[Structured figure records]
━━━━━━━━━━━━━━━━━━━━
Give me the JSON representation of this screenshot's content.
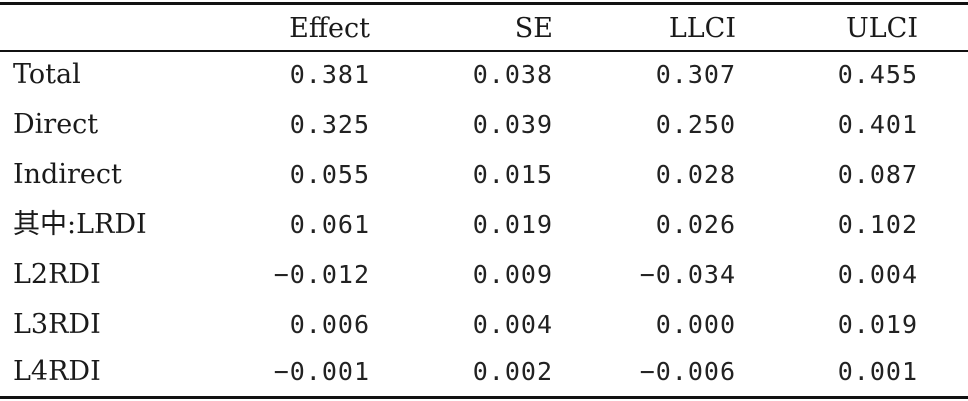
{
  "table": {
    "headers": [
      "",
      "Effect",
      "SE",
      "LLCI",
      "ULCI"
    ],
    "rows": [
      {
        "label": "Total",
        "effect": "0.381",
        "se": "0.038",
        "llci": "0.307",
        "ulci": "0.455"
      },
      {
        "label": "Direct",
        "effect": "0.325",
        "se": "0.039",
        "llci": "0.250",
        "ulci": "0.401"
      },
      {
        "label": "Indirect",
        "effect": "0.055",
        "se": "0.015",
        "llci": "0.028",
        "ulci": "0.087"
      },
      {
        "label": "其中:LRDI",
        "effect": "0.061",
        "se": "0.019",
        "llci": "0.026",
        "ulci": "0.102"
      },
      {
        "label": "L2RDI",
        "effect": "−0.012",
        "se": "0.009",
        "llci": "−0.034",
        "ulci": "0.004"
      },
      {
        "label": "L3RDI",
        "effect": "0.006",
        "se": "0.004",
        "llci": "0.000",
        "ulci": "0.019"
      },
      {
        "label": "L4RDI",
        "effect": "−0.001",
        "se": "0.002",
        "llci": "−0.006",
        "ulci": "0.001"
      }
    ]
  }
}
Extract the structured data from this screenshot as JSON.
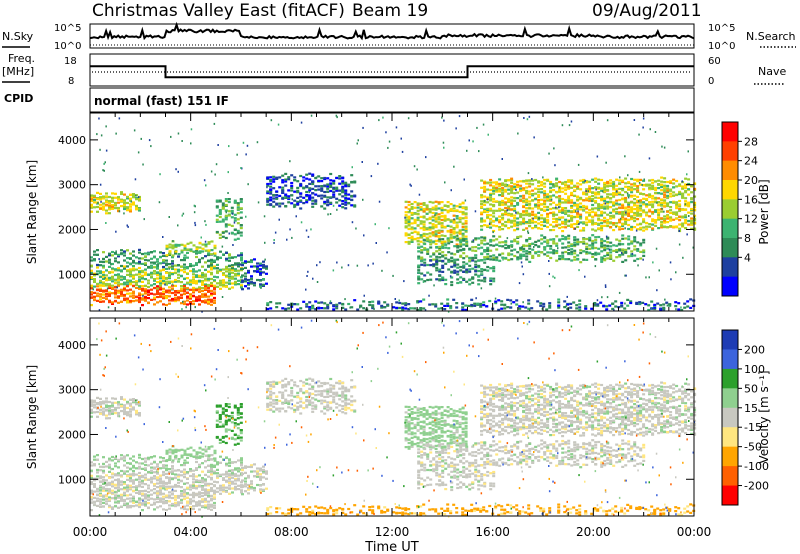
━━━━━━━━━━━━━━━━━━━━
#### PROBLEM REQUIREMENTS
Search the records above for the string "JSON". Copy every line that contains it.

#### REPLY
Give me the JSON representation of this screenshot's content.
Extract the structured data from this screenshot as JSON.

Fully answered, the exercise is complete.